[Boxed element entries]
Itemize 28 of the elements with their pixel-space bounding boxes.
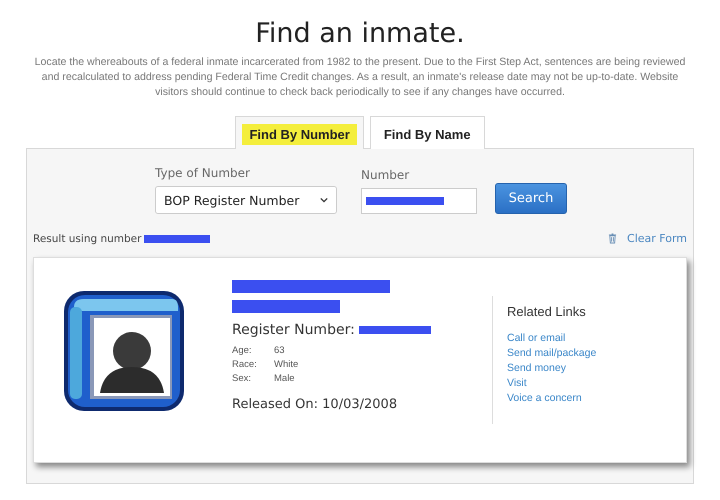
related-link[interactable]: Send mail/package	[507, 347, 596, 359]
detail-label: Sex:	[232, 373, 252, 384]
detail-value: Male	[274, 373, 296, 384]
related-links-heading: Related Links	[507, 304, 587, 319]
detail-value: White	[274, 359, 300, 370]
detail-label: Race:	[232, 359, 258, 370]
related-link[interactable]: Call or email	[507, 332, 596, 344]
related-link[interactable]: Send money	[507, 362, 596, 374]
redaction-mark	[144, 234, 210, 242]
detail-value: 63	[274, 345, 286, 356]
register-label: Register Number:	[232, 322, 355, 338]
result-label: Result using number	[33, 232, 142, 244]
related-link[interactable]: Voice a concern	[507, 392, 596, 404]
detail-label: Age:	[232, 345, 253, 356]
tab[interactable]: Find By Number	[235, 116, 364, 149]
release-date: Released On: 10/03/2008	[232, 397, 398, 412]
caret-icon[interactable]	[320, 197, 328, 203]
page-title: Find an inmate.	[255, 18, 465, 49]
tab[interactable]: Find By Name	[370, 116, 485, 149]
trash-icon[interactable]	[608, 233, 618, 244]
number-field[interactable]	[361, 188, 477, 214]
field-label: Type of Number	[155, 166, 251, 180]
clear-form-link[interactable]: Clear Form	[627, 232, 687, 245]
number-type-dropdown[interactable]: BOP Register Number	[155, 186, 337, 214]
related-link[interactable]: Visit	[507, 377, 596, 389]
intro-paragraph: Locate the whereabouts of a federal inmate incarcerated from 1982 to the present. Due to the First Step Act, sentences are being reviewed and recalculated to address pending Federal Time Credit changes. As a result, an inmate's release date may not be up-to-date. Website visitors should continue to check back periodically to see if any changes have occurred.	[34, 55, 686, 100]
search-button[interactable]: Search	[495, 183, 567, 214]
field-label: Number	[361, 168, 410, 182]
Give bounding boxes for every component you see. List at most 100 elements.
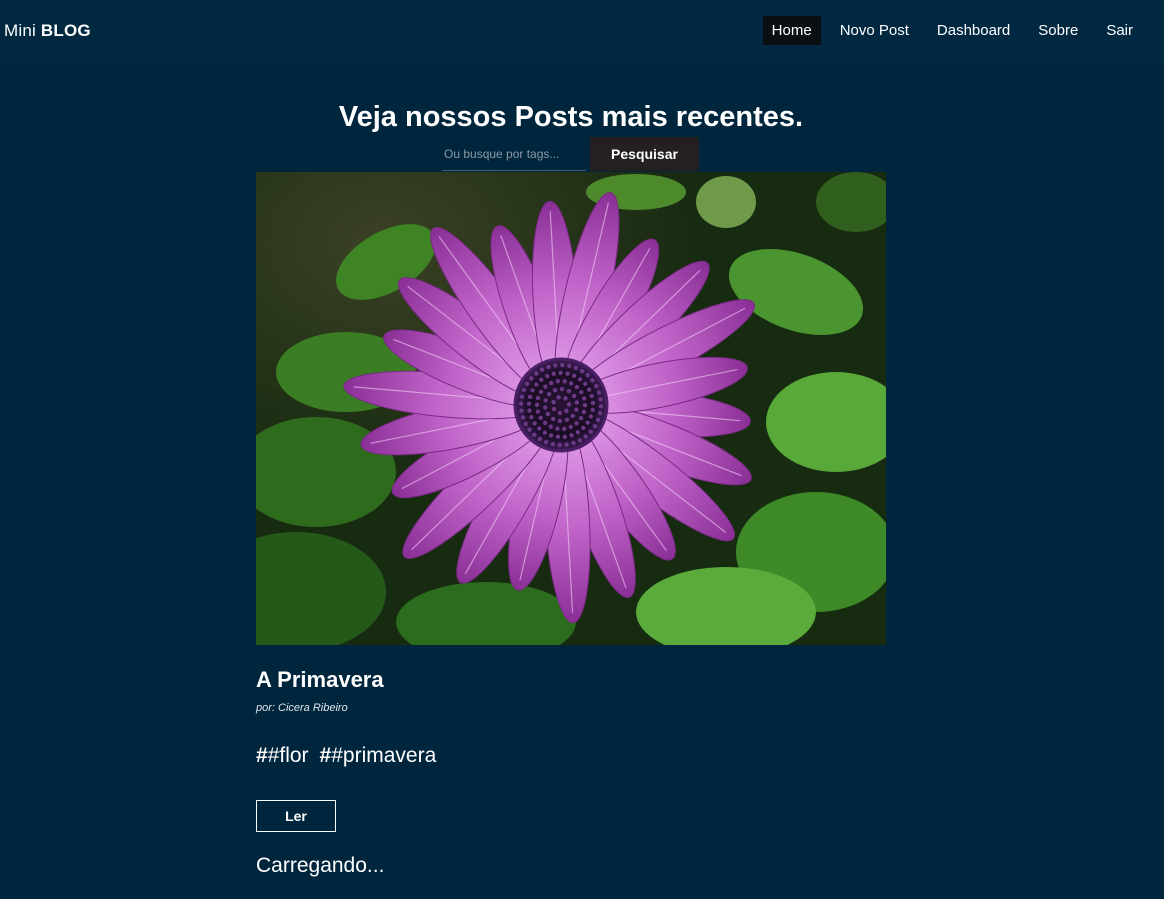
- flower-center-dot: [581, 425, 586, 431]
- flower-center-dot: [557, 418, 563, 424]
- flower-center-dot: [555, 379, 561, 384]
- flower-center-dot: [574, 400, 580, 405]
- flower-center-dot: [526, 401, 532, 406]
- tag-primavera[interactable]: ##primavera: [320, 744, 437, 768]
- flower-center-dot: [598, 404, 604, 409]
- flower-center-dot: [595, 417, 601, 423]
- flower-center-dot: [542, 430, 548, 435]
- flower-center-dot: [598, 397, 603, 402]
- flower-center-dot: [577, 438, 583, 443]
- search-form: Pesquisar: [442, 137, 699, 171]
- flower-center-dot: [557, 410, 563, 416]
- flower-center-dot: [529, 414, 534, 420]
- flower-center-dot: [588, 429, 594, 434]
- flower-center-dot: [585, 372, 590, 378]
- flower-center-dot: [578, 415, 584, 421]
- flower-center-dot: [594, 383, 599, 389]
- flower-center-dot: [546, 392, 552, 397]
- flower-center-dot: [537, 436, 543, 442]
- flower-center-dot: [555, 434, 561, 440]
- flower-center-dot: [532, 421, 537, 426]
- flower-center-dot: [571, 393, 577, 399]
- flower-center-dot: [590, 400, 596, 406]
- flower-center-dot: [573, 365, 579, 371]
- flower-center-dot: [553, 363, 558, 368]
- flower-center-dot: [574, 384, 580, 390]
- brand-prefix: Mini: [4, 21, 36, 40]
- flower-center-dot: [564, 442, 569, 447]
- brand-logo[interactable]: Mini BLOG: [4, 21, 91, 41]
- flower-center-dot: [564, 408, 569, 414]
- flower-center-dot: [562, 434, 568, 439]
- post-card: A Primavera por: Cicera Ribeiro ##flor #…: [256, 172, 886, 878]
- flower-center-dot: [574, 407, 579, 412]
- flower-center-dot: [581, 409, 587, 415]
- flower-center-dot: [535, 395, 541, 401]
- flower-center-dot: [583, 434, 588, 439]
- flower-center-dot: [585, 420, 590, 425]
- flower-center-dot: [558, 370, 563, 376]
- flower-center-dot: [559, 386, 565, 392]
- flower-center-dot: [571, 373, 577, 379]
- loading-status: Carregando...: [256, 854, 385, 877]
- tag-hash-mark: #: [256, 744, 268, 767]
- nav-item-sobre[interactable]: Sobre: [1029, 16, 1087, 45]
- page-title: Veja nossos Posts mais recentes.: [338, 101, 804, 134]
- flower-center-dot: [562, 379, 567, 384]
- flower-center-dot: [582, 381, 588, 387]
- flower-center-dot: [519, 394, 525, 399]
- flower-center-dot: [556, 395, 561, 400]
- flower-center-dot: [590, 407, 595, 413]
- flower-center-dot: [528, 376, 534, 381]
- flower-center-dot: [534, 382, 539, 387]
- nav-item-dashboard[interactable]: Dashboard: [928, 16, 1019, 45]
- flower-center-dot: [560, 362, 565, 368]
- flower-center-dot: [563, 396, 568, 401]
- nav-item-novo-post[interactable]: Novo Post: [831, 16, 918, 45]
- flower-center-dot: [561, 426, 567, 431]
- flower-center-dot: [534, 371, 539, 376]
- flower-center-dot: [520, 415, 526, 420]
- flower-center-dot: [534, 402, 540, 407]
- brand-strong: BLOG: [40, 21, 91, 40]
- flower-center-dot: [552, 387, 558, 393]
- flower-center-dot: [537, 426, 542, 431]
- flower-center-dot: [543, 398, 548, 403]
- flower-center-dot: [575, 430, 581, 435]
- flower-center-dot: [586, 387, 592, 392]
- post-image-flower: [256, 172, 886, 645]
- flower-center-dot: [523, 421, 528, 427]
- nav-item-sair[interactable]: Sair: [1097, 16, 1142, 45]
- flower-center-dot: [551, 371, 556, 377]
- flower-center-dot: [588, 414, 594, 419]
- flower-center-dot: [579, 368, 585, 374]
- nav-item-home[interactable]: Home: [762, 16, 821, 45]
- flower-center-dot: [568, 424, 573, 430]
- search-button[interactable]: Pesquisar: [590, 137, 699, 171]
- flower-center-dot: [543, 384, 548, 389]
- flower-center-dot: [539, 367, 545, 372]
- tag-flor[interactable]: ##flor: [256, 744, 309, 768]
- flower-center-dot: [570, 413, 576, 418]
- flower-center-dot: [546, 364, 551, 370]
- flower-center-dot: [568, 381, 574, 386]
- flower-center-dot: [589, 393, 594, 399]
- flower-center-dot: [569, 433, 574, 438]
- flower-center-dot: [530, 388, 535, 393]
- flower-center-dot: [524, 381, 530, 387]
- flower-center-dot: [550, 441, 555, 447]
- flower-center-dot: [574, 421, 579, 426]
- nav-links: Home Novo Post Dashboard Sobre Sair: [762, 16, 1164, 45]
- flower-center-dot: [550, 416, 556, 422]
- flower-center-dot: [577, 377, 583, 382]
- flower-center-dot: [549, 380, 554, 386]
- flower-center-dot: [592, 423, 598, 429]
- search-input[interactable]: [442, 137, 586, 171]
- flower-center-dot: [557, 442, 562, 448]
- post-author: por: Cicera Ribeiro: [256, 702, 348, 714]
- flower-center-dot: [527, 427, 532, 432]
- read-button[interactable]: Ler: [256, 800, 336, 832]
- flower-center-dot: [535, 409, 541, 414]
- flower-center-dot: [551, 399, 556, 405]
- flower-center-dot: [596, 390, 602, 395]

**WHAT TO WORK ON**
Copy every line of the items from the line containing "- flower-center-dot: [581, 425, 586, 431]" down to the line containing "- flower-center-dot: [595, 417, 601, 423]", character for character, with both of those lines included.

**RESPONSE TO THIS TASK**
- flower-center-dot: [581, 425, 586, 431]
- flower-center-dot: [557, 418, 563, 424]
- flower-center-dot: [555, 379, 561, 384]
- flower-center-dot: [574, 400, 580, 405]
- flower-center-dot: [526, 401, 532, 406]
- tag-primavera[interactable]: ##primavera: [320, 744, 437, 768]
- flower-center-dot: [598, 404, 604, 409]
- flower-center-dot: [595, 417, 601, 423]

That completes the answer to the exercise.